*What to work on*.
Reproduce the records below exactly as they appear, omitting any pictures they contain.

>> START Records to process

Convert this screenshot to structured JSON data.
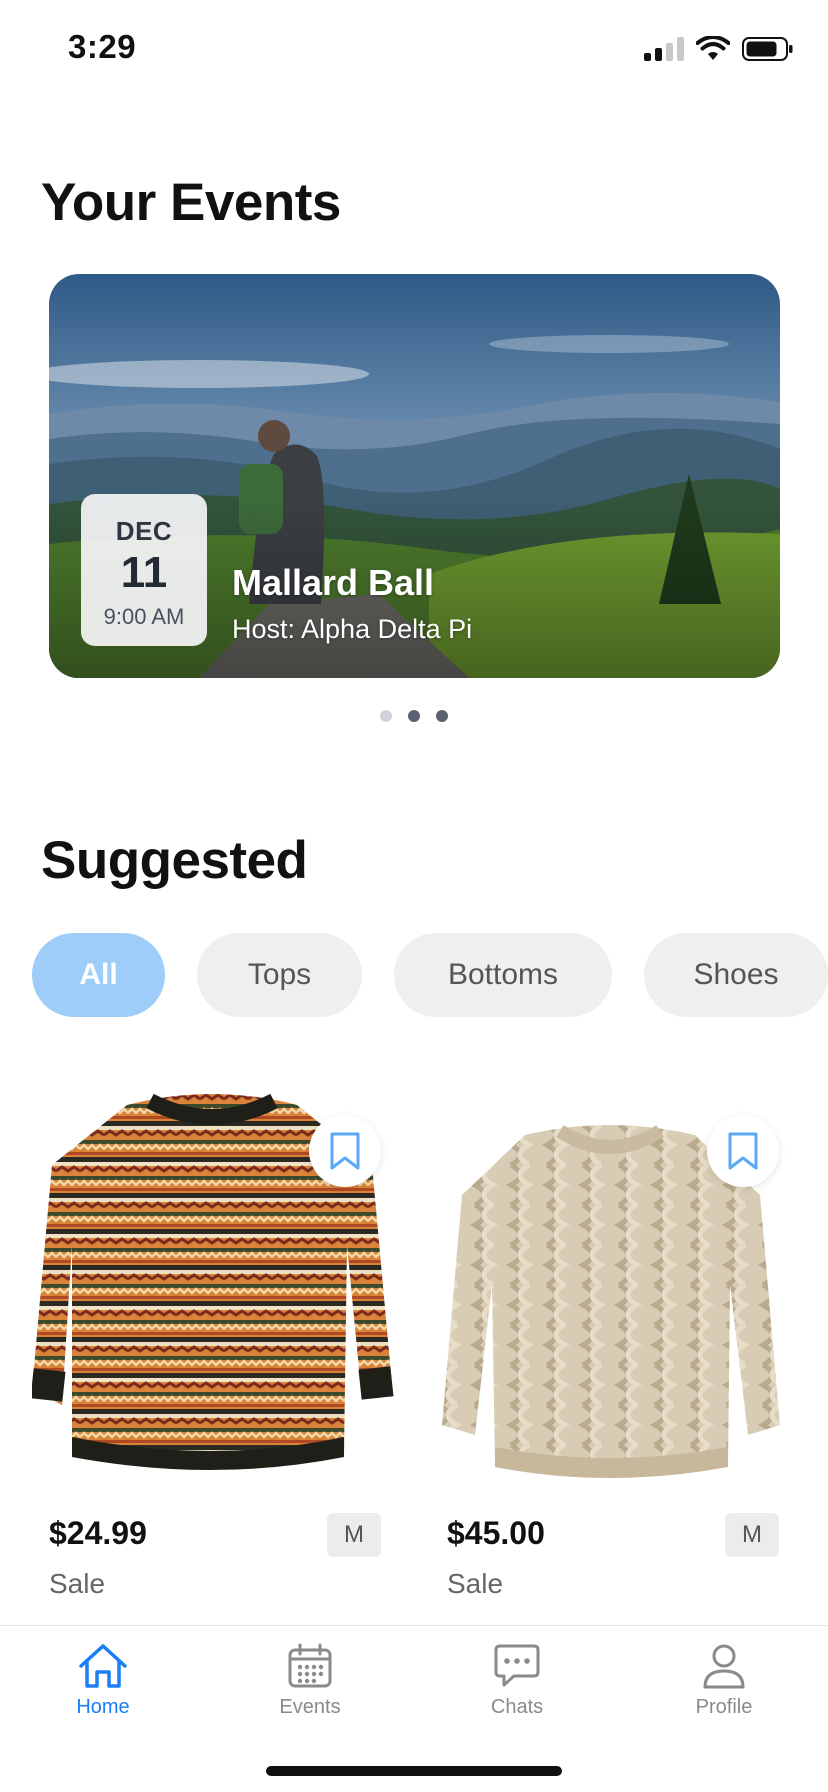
{
  "status_bar": {
    "time": "3:29"
  },
  "events_section": {
    "title": "Your Events",
    "event": {
      "month": "DEC",
      "day": "11",
      "time": "9:00 AM",
      "title": "Mallard Ball",
      "host": "Host: Alpha Delta Pi"
    },
    "pager": {
      "count": 3,
      "active_index": 1
    }
  },
  "suggested_section": {
    "title": "Suggested",
    "filters": [
      {
        "label": "All",
        "active": true
      },
      {
        "label": "Tops",
        "active": false
      },
      {
        "label": "Bottoms",
        "active": false
      },
      {
        "label": "Shoes",
        "active": false
      }
    ],
    "products": [
      {
        "price": "$24.99",
        "size": "M",
        "status": "Sale"
      },
      {
        "price": "$45.00",
        "size": "M",
        "status": "Sale"
      }
    ]
  },
  "tab_bar": {
    "tabs": [
      {
        "label": "Home",
        "icon": "home-icon",
        "active": true
      },
      {
        "label": "Events",
        "icon": "calendar-icon",
        "active": false
      },
      {
        "label": "Chats",
        "icon": "chat-bubble-icon",
        "active": false
      },
      {
        "label": "Profile",
        "icon": "person-icon",
        "active": false
      }
    ]
  },
  "colors": {
    "accent": "#1a7ef5",
    "chip_active": "#9fcdfa",
    "chip_inactive": "#efefef",
    "bookmark": "#5aa9f6"
  }
}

>> END Records to process

*Output of the task*.
Convert this screenshot to structured JSON data.
{
  "status_bar": {
    "time": "3:29"
  },
  "events_section": {
    "title": "Your Events",
    "event": {
      "month": "DEC",
      "day": "11",
      "time": "9:00 AM",
      "title": "Mallard Ball",
      "host": "Host: Alpha Delta Pi"
    },
    "pager": {
      "count": 3,
      "active_index": 1
    }
  },
  "suggested_section": {
    "title": "Suggested",
    "filters": [
      {
        "label": "All",
        "active": true
      },
      {
        "label": "Tops",
        "active": false
      },
      {
        "label": "Bottoms",
        "active": false
      },
      {
        "label": "Shoes",
        "active": false
      }
    ],
    "products": [
      {
        "price": "$24.99",
        "size": "M",
        "status": "Sale"
      },
      {
        "price": "$45.00",
        "size": "M",
        "status": "Sale"
      }
    ]
  },
  "tab_bar": {
    "tabs": [
      {
        "label": "Home",
        "icon": "home-icon",
        "active": true
      },
      {
        "label": "Events",
        "icon": "calendar-icon",
        "active": false
      },
      {
        "label": "Chats",
        "icon": "chat-bubble-icon",
        "active": false
      },
      {
        "label": "Profile",
        "icon": "person-icon",
        "active": false
      }
    ]
  },
  "colors": {
    "accent": "#1a7ef5",
    "chip_active": "#9fcdfa",
    "chip_inactive": "#efefef",
    "bookmark": "#5aa9f6"
  }
}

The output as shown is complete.